Data listing
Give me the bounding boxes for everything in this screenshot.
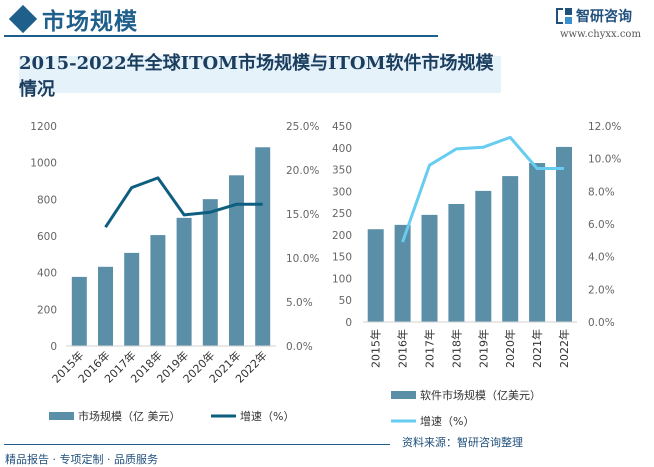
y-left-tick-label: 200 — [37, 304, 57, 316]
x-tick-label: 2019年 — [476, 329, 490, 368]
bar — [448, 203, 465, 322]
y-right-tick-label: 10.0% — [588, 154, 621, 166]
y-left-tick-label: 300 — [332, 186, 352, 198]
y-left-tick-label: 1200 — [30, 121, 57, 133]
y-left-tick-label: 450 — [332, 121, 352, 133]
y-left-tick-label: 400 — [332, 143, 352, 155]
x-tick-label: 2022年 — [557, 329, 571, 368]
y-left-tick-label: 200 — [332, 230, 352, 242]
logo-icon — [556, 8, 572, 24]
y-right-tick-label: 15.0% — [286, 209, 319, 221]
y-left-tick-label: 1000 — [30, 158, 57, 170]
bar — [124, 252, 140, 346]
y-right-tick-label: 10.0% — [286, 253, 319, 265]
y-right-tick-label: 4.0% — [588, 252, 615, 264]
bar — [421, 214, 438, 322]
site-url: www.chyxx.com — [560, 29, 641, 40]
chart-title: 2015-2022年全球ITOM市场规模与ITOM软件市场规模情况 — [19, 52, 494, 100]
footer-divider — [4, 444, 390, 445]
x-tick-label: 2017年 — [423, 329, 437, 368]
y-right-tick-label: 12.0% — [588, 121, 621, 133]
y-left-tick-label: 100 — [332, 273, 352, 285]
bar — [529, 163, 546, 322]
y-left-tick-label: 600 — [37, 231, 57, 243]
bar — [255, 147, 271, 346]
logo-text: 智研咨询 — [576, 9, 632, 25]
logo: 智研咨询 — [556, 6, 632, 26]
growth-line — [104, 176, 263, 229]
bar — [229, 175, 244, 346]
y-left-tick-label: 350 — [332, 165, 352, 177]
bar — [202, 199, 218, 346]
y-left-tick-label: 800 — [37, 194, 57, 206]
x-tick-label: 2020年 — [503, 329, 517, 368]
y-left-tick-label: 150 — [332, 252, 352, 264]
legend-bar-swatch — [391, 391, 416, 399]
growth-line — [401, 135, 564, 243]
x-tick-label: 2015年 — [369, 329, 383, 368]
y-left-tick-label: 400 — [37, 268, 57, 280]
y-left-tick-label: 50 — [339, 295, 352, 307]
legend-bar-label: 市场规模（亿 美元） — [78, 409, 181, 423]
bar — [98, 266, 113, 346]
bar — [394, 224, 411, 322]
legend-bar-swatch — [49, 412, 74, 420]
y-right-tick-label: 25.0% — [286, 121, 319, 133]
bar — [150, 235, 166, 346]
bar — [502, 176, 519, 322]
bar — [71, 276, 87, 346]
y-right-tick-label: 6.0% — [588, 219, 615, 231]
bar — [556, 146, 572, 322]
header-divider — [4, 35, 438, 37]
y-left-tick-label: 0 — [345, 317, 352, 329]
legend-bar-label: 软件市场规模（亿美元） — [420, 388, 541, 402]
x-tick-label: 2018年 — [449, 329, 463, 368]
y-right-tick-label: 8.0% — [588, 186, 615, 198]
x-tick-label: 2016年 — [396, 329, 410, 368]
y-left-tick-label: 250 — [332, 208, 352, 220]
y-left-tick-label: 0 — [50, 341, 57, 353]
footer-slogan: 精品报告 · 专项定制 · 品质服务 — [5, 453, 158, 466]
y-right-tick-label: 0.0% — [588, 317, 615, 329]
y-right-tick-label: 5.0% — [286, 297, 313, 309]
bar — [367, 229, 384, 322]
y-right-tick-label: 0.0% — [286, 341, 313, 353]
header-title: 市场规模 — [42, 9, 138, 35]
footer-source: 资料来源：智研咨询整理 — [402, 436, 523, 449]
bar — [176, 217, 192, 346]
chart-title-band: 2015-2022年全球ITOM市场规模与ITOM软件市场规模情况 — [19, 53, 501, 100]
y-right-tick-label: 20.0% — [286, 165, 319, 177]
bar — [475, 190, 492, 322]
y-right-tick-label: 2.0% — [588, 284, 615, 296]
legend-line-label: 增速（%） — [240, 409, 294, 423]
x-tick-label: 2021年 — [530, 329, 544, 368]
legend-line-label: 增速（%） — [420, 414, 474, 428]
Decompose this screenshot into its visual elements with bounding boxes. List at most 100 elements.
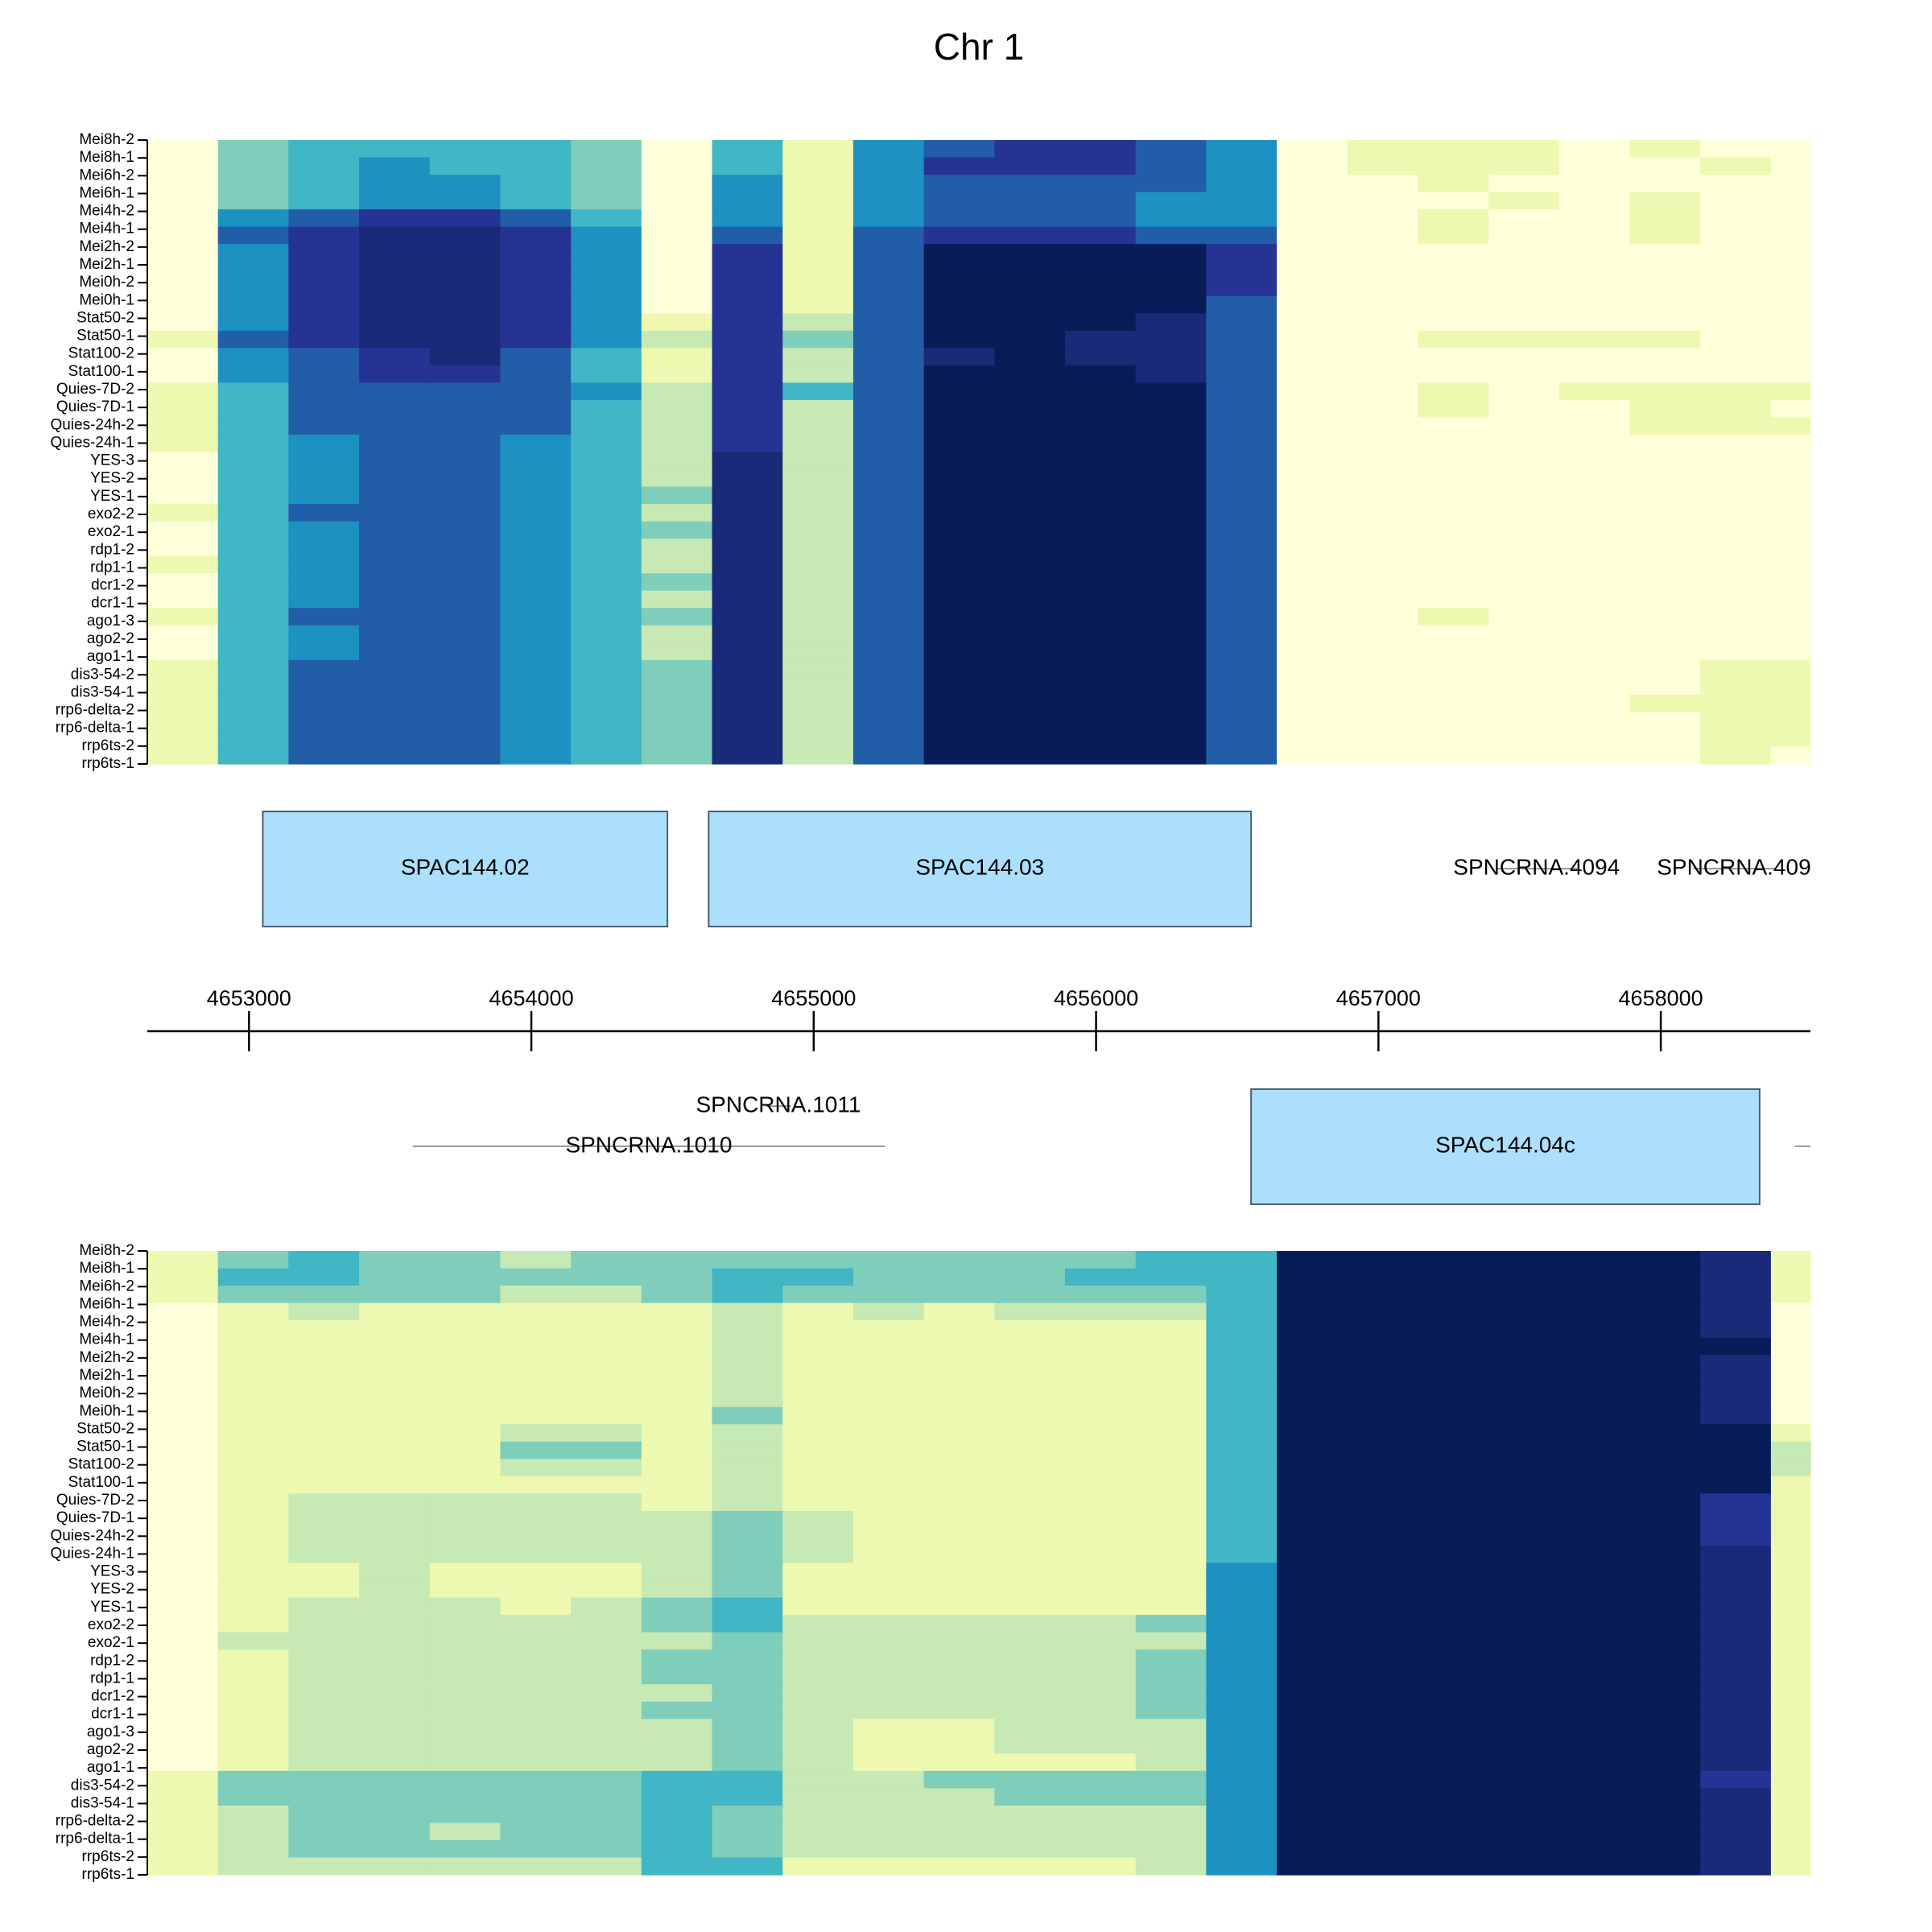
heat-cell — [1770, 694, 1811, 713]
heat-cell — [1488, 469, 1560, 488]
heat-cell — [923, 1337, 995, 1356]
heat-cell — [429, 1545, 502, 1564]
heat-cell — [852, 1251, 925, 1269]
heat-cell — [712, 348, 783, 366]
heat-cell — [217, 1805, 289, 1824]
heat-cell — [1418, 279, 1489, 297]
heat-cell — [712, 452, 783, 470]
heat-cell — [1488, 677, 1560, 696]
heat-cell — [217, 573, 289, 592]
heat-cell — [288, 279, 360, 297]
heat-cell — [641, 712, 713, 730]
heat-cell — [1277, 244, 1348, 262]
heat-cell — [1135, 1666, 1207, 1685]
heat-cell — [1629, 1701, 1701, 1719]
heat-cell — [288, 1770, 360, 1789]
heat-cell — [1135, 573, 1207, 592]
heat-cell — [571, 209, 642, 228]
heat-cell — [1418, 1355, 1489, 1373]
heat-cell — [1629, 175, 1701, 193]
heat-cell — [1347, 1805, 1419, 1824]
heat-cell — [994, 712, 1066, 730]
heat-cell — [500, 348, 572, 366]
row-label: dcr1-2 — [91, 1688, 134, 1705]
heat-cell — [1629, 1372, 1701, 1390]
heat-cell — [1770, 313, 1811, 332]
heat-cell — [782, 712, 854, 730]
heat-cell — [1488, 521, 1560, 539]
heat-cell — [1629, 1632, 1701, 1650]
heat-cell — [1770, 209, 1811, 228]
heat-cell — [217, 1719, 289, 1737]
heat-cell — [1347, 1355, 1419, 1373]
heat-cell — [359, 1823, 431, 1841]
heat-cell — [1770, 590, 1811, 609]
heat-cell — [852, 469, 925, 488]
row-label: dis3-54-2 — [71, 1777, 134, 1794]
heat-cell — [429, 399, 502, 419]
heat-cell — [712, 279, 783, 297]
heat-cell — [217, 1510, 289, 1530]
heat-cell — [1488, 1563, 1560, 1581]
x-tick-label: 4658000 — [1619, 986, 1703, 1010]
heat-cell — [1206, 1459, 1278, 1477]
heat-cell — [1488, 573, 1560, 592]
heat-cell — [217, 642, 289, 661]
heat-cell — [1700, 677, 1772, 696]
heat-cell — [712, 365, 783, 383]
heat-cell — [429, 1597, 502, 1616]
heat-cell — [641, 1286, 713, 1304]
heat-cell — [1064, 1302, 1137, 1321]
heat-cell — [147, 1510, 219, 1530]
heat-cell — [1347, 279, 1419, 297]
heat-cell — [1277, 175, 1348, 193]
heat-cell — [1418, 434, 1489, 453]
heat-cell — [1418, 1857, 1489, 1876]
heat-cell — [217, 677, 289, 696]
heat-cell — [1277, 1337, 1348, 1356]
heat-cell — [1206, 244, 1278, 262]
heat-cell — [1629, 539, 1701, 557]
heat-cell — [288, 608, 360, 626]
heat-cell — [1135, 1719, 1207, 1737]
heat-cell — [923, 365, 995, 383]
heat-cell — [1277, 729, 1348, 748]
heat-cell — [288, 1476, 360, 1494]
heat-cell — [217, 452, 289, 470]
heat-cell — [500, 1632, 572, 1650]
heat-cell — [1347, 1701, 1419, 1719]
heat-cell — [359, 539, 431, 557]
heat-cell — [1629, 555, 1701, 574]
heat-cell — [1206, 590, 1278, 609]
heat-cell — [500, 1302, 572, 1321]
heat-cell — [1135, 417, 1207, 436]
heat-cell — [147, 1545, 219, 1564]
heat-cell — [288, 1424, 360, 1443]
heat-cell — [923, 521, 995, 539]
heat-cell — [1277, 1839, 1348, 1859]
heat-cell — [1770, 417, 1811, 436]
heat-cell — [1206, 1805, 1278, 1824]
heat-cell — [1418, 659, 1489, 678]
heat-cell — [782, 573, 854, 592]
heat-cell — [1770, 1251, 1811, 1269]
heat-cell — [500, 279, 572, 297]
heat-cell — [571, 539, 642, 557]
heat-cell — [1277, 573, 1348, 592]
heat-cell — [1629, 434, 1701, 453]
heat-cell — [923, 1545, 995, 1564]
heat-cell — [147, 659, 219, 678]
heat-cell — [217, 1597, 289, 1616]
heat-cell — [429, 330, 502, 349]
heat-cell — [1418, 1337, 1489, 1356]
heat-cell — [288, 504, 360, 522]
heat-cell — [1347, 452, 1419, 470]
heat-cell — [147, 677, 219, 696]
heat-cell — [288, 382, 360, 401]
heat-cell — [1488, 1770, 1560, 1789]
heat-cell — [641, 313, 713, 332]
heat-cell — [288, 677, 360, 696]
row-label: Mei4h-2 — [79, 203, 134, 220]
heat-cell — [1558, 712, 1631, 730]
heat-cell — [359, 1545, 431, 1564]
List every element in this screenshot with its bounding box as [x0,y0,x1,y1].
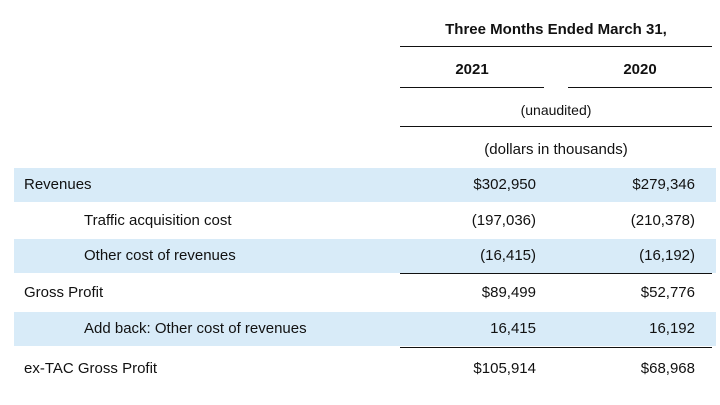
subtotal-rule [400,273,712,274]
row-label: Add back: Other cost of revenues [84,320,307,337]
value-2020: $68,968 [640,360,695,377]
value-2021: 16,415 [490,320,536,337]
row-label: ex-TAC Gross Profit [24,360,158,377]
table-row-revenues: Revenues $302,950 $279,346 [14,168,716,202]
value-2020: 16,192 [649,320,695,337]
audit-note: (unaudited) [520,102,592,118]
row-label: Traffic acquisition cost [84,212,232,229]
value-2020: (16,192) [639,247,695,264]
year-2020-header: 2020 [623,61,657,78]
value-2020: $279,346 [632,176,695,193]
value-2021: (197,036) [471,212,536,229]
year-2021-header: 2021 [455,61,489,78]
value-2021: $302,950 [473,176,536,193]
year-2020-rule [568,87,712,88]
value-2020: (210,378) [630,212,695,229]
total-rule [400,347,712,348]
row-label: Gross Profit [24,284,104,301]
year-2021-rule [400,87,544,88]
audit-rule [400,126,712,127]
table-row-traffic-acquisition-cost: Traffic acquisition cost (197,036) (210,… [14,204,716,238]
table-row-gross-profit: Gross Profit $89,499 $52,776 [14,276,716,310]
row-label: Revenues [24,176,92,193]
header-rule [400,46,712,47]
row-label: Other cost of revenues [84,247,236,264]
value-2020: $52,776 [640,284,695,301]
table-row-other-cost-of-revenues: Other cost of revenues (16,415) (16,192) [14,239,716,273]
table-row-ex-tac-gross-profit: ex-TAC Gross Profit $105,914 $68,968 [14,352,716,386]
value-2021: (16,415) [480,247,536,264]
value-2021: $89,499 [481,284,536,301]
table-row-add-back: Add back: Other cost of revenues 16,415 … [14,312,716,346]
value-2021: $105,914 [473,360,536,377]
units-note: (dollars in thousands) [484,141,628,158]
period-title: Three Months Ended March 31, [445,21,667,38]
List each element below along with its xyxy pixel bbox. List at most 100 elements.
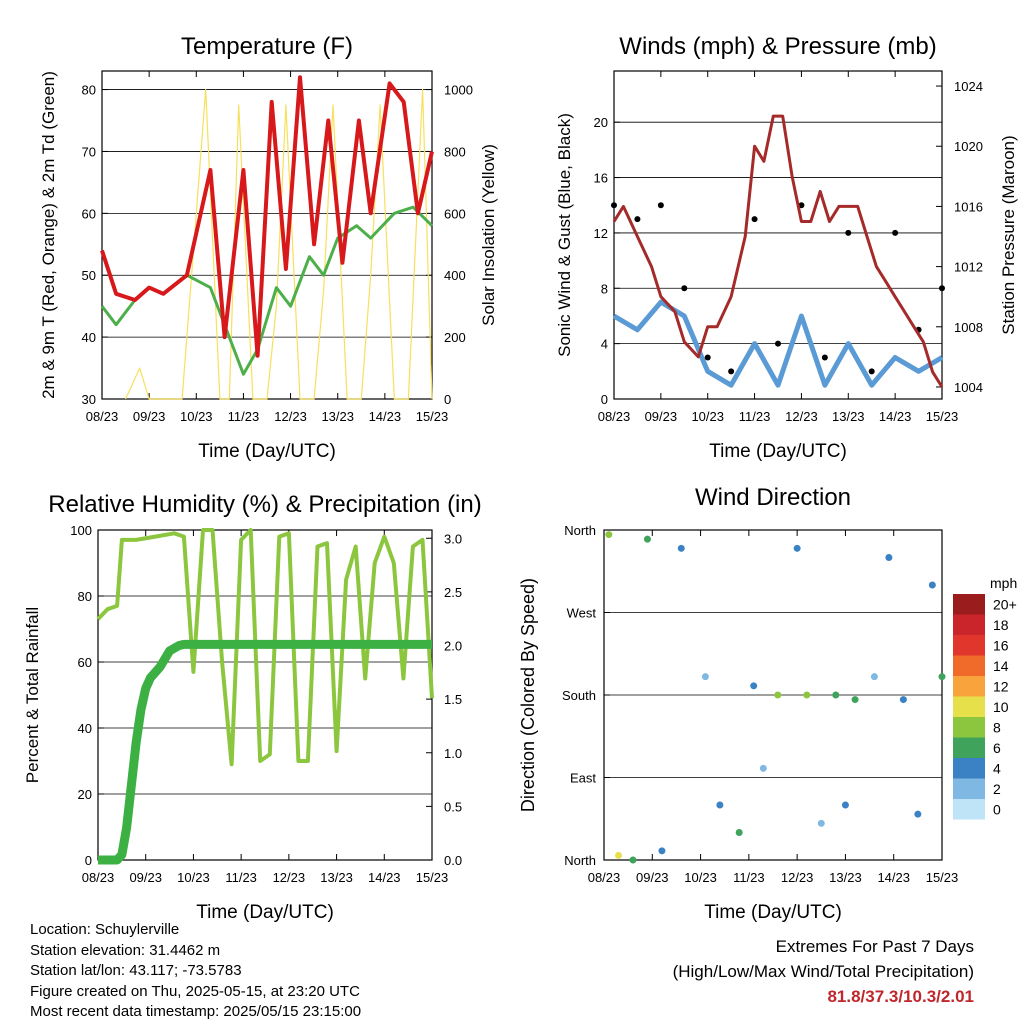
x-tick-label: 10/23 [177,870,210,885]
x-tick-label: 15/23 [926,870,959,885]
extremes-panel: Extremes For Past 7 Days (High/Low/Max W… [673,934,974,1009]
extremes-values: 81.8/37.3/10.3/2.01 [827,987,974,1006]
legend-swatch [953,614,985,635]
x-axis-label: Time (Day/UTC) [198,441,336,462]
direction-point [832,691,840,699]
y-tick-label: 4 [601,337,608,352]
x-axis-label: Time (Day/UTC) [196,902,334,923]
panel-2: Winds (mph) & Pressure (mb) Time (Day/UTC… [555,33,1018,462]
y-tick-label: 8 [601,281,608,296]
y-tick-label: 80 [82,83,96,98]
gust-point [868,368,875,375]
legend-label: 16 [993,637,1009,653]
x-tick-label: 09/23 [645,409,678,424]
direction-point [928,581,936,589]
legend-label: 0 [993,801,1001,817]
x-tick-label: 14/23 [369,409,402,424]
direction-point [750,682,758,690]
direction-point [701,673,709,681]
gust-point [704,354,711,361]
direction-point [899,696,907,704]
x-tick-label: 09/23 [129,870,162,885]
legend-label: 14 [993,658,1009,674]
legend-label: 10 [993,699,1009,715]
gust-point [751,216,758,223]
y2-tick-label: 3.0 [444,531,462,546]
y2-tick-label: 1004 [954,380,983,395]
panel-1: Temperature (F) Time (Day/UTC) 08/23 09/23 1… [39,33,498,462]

● Short task
Set down the lines of the data listing above without changes, beginning with the line that contains "x-tick-label: 10/23 [177,870,210,885]" and continuing through the line that contains "direction-point [832,691,840,699]".

● Full response
x-tick-label: 10/23 [177,870,210,885]
x-tick-label: 15/23 [926,870,959,885]
extremes-panel: Extremes For Past 7 Days (High/Low/Max W… [673,934,974,1009]
extremes-values: 81.8/37.3/10.3/2.01 [827,987,974,1006]
legend-swatch [953,614,985,635]
x-axis-label: Time (Day/UTC) [198,441,336,462]
direction-point [832,691,840,699]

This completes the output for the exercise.